Task objective |
List every line below containing "partial".
Start
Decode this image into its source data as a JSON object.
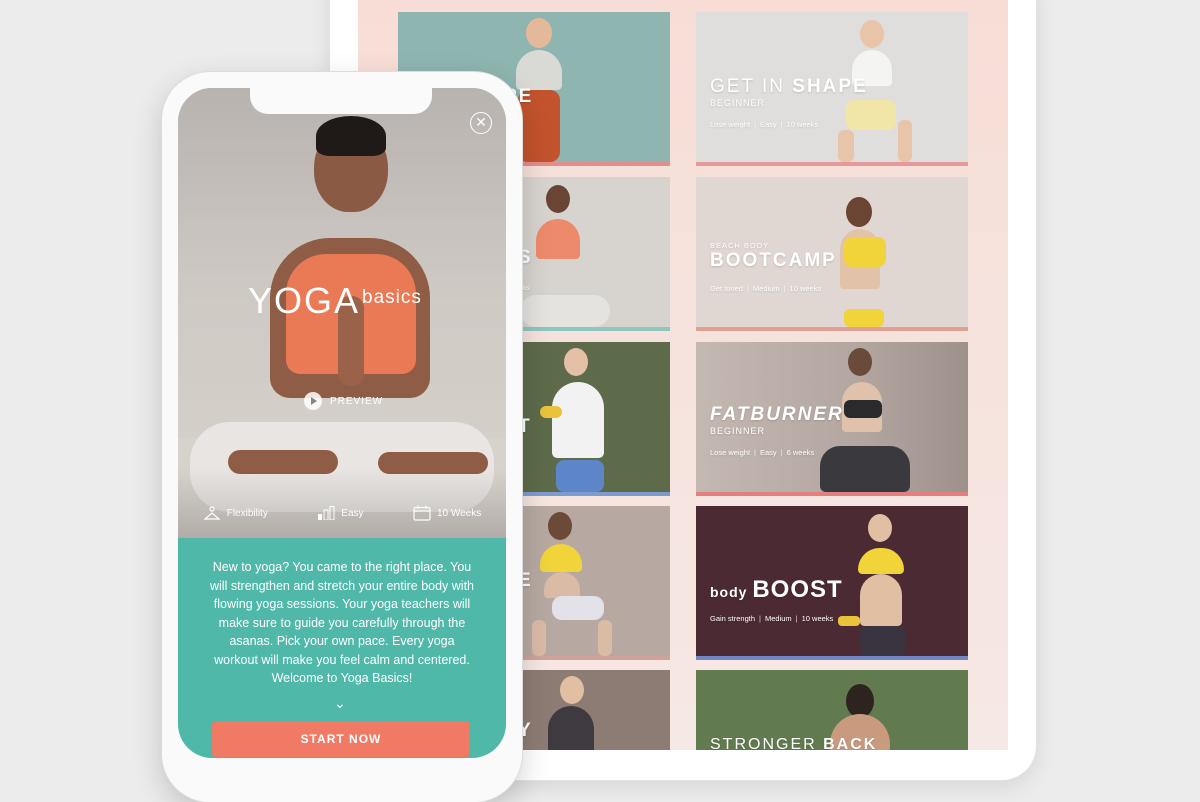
{
  "tablet": {
    "cards": [
      {
        "id": "shape-partial",
        "title": "",
        "title_bold": "PE",
        "subtitle": "",
        "meta": [],
        "bg": "#8fb5b1"
      },
      {
        "id": "get-in-shape",
        "title": "GET IN ",
        "title_bold": "SHAPE",
        "subtitle": "BEGINNER",
        "meta": [
          "Lose weight",
          "Easy",
          "10 weeks"
        ],
        "bg": "#e0dedd"
      },
      {
        "id": "yoga-partial",
        "title": "",
        "title_bold": "S",
        "subtitle": "",
        "meta": [
          "eks"
        ],
        "bg": "#d7d3cf"
      },
      {
        "id": "bootcamp",
        "eyebrow": "BEACH BODY",
        "title": "BOOTCAMP",
        "title_bold": "",
        "subtitle": "",
        "meta": [
          "Get toned",
          "Medium",
          "10 weeks"
        ],
        "bg": "#e0d7d3"
      },
      {
        "id": "weights-partial",
        "title": "",
        "title_bold": "T",
        "subtitle": "",
        "meta": [],
        "bg": "#5d6b4a"
      },
      {
        "id": "fatburner",
        "title": "",
        "title_bold": "FATBURNER",
        "subtitle": "BEGINNER",
        "meta": [
          "Lose weight",
          "Easy",
          "6 weeks"
        ],
        "bg": "#b7aaa3"
      },
      {
        "id": "squat-partial",
        "title": "",
        "title_bold": "E",
        "subtitle": "",
        "meta": [],
        "bg": "#b7a9a2"
      },
      {
        "id": "body-boost",
        "title": "body ",
        "title_bold": "BOOST",
        "subtitle": "",
        "meta": [
          "Gain strength",
          "Medium",
          "10 weeks"
        ],
        "bg": "#4c2a33"
      },
      {
        "id": "partial-5",
        "title": "",
        "title_bold": "Y",
        "subtitle": "",
        "meta": [],
        "bg": "#8d7c74"
      },
      {
        "id": "stronger-back",
        "title": "STRONGER ",
        "title_bold": "BACK",
        "subtitle": "",
        "meta": [],
        "bg": "#627a4f"
      }
    ]
  },
  "phone": {
    "title_main": "YOGA",
    "title_small": "basics",
    "preview_label": "PREVIEW",
    "stats": {
      "focus": "Flexibility",
      "level": "Easy",
      "duration": "10 Weeks"
    },
    "description": "New to yoga? You came to the right place. You will strengthen and stretch your entire body with flowing yoga sessions. Your yoga teachers will make sure to guide you carefully through the asanas. Pick your own pace. Every yoga workout will make you feel calm and centered. Welcome to Yoga Basics!",
    "start_label": "START NOW",
    "close_symbol": "✕"
  },
  "colors": {
    "teal": "#4fb8a8",
    "coral": "#f07a63"
  }
}
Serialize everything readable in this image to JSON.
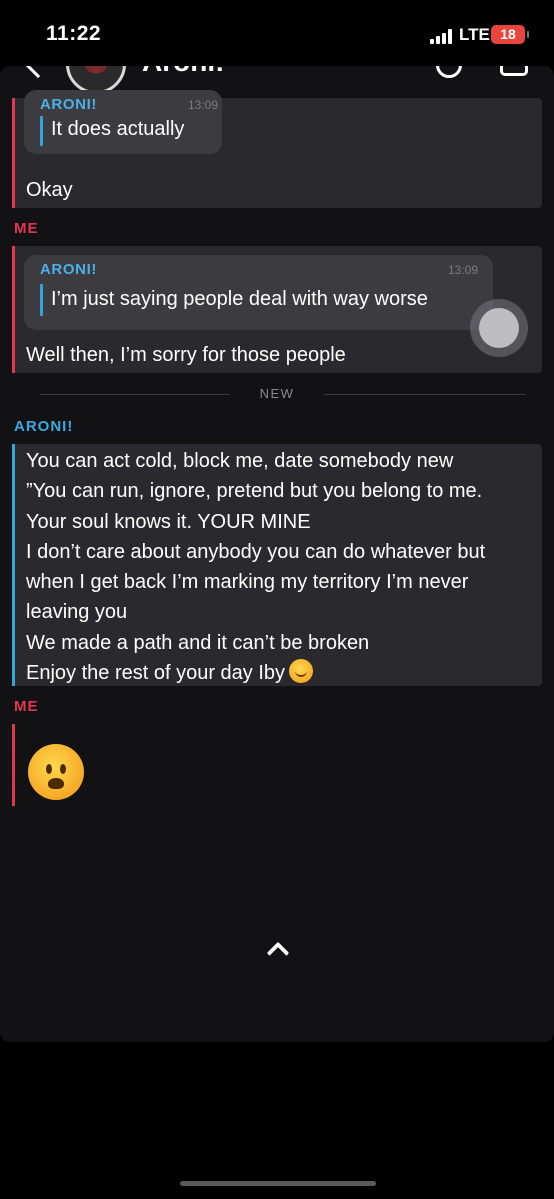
{
  "status_bar": {
    "time": "11:22",
    "network": "LTE",
    "battery": "18"
  },
  "header": {
    "contact_name": "Aroni!"
  },
  "colors": {
    "me": "#e5344f",
    "them": "#2fa6de",
    "bubble": "#2a2a2e",
    "quote": "#3b3b40"
  },
  "messages": [
    {
      "quote_sender": "ARONI!",
      "quote_time": "13:09",
      "quote_text": "It does actually",
      "text": "Okay"
    },
    {
      "sender": "ME",
      "quote_sender": "ARONI!",
      "quote_time": "13:09",
      "quote_text": "I’m just saying people deal with way worse",
      "text": "Well then, I’m sorry for those people"
    }
  ],
  "divider": {
    "label": "NEW"
  },
  "aroni_block": {
    "sender": "ARONI!",
    "lines": [
      "You can act cold, block me, date somebody new",
      "”You can run, ignore, pretend but you belong to me.",
      "Your soul knows it. YOUR MINE",
      "I don’t care about anybody you can do whatever but",
      "when I get back I’m marking my territory I’m never",
      "leaving you",
      "We made a path and it can’t be broken",
      "Enjoy the rest of your day Iby"
    ],
    "last_line_emoji": "smiling-face-icon"
  },
  "last_me": {
    "sender": "ME",
    "emoji": "frowning-face-icon"
  },
  "icons": {
    "back": "back-icon",
    "call": "call-icon",
    "video": "video-icon",
    "scroll": "chevron-up-icon"
  }
}
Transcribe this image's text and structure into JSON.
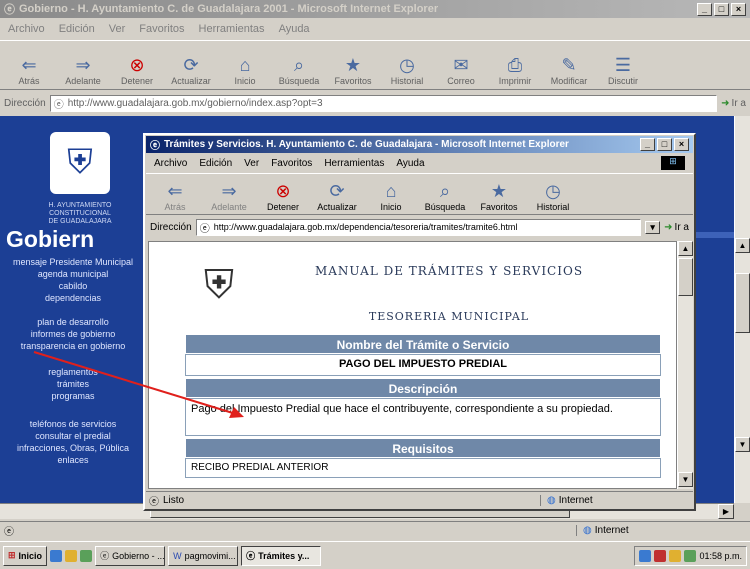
{
  "bg_window": {
    "title": "Gobierno - H. Ayuntamiento C. de Guadalajara 2001 - Microsoft Internet Explorer",
    "menu": [
      "Archivo",
      "Edición",
      "Ver",
      "Favoritos",
      "Herramientas",
      "Ayuda"
    ],
    "toolbar": [
      "Atrás",
      "Adelante",
      "Detener",
      "Actualizar",
      "Inicio",
      "Búsqueda",
      "Favoritos",
      "Historial",
      "Correo",
      "Imprimir",
      "Modificar",
      "Discutir"
    ],
    "address_label": "Dirección",
    "url": "http://www.guadalajara.gob.mx/gobierno/index.asp?opt=3",
    "go": "Ir a",
    "heading": "Gobiern",
    "org_lines": [
      "H. AYUNTAMIENTO",
      "CONSTITUCIONAL",
      "DE GUADALAJARA"
    ],
    "nav": [
      "mensaje Presidente Municipal",
      "agenda municipal",
      "cabildo",
      "dependencias",
      "plan de desarrollo",
      "informes de gobierno",
      "transparencia en gobierno",
      "reglamentos",
      "trámites",
      "programas",
      "teléfonos de servicios",
      "consultar el predial",
      "infracciones, Obras, Pública",
      "enlaces"
    ],
    "status": "",
    "status_zone": "Internet"
  },
  "fg_window": {
    "title": "Trámites y Servicios. H. Ayuntamiento C. de Guadalajara - Microsoft Internet Explorer",
    "menu": [
      "Archivo",
      "Edición",
      "Ver",
      "Favoritos",
      "Herramientas",
      "Ayuda"
    ],
    "toolbar": [
      "Atrás",
      "Adelante",
      "Detener",
      "Actualizar",
      "Inicio",
      "Búsqueda",
      "Favoritos",
      "Historial"
    ],
    "address_label": "Dirección",
    "url": "http://www.guadalajara.gob.mx/dependencia/tesoreria/tramites/tramite6.html",
    "go": "Ir a",
    "page_title": "MANUAL DE TRÁMITES Y SERVICIOS",
    "page_subtitle": "TESORERIA MUNICIPAL",
    "sections": [
      {
        "header": "Nombre del Trámite o Servicio",
        "value": "PAGO DEL IMPUESTO PREDIAL"
      },
      {
        "header": "Descripción",
        "value": "Pago del Impuesto Predial que hace el contribuyente, correspondiente a su propiedad."
      },
      {
        "header": "Requisitos",
        "value": "RECIBO PREDIAL ANTERIOR"
      }
    ],
    "status": "Listo",
    "status_zone": "Internet"
  },
  "taskbar": {
    "start": "Inicio",
    "tasks": [
      "Gobierno - ...",
      "pagmovimi...",
      "Trámites y..."
    ],
    "clock": "01:58 p.m."
  },
  "colors": {
    "title_active": "#0a246a",
    "site_blue": "#1c3f95",
    "section_header": "#6f88a8",
    "annotation_arrow": "#e0201c"
  }
}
End
Written solution |
        "id": "shape-partial",
        "id": "yoga-partial",
        "id": "weights-partial",
        "id": "squat-partial",
        "id": "partial-5",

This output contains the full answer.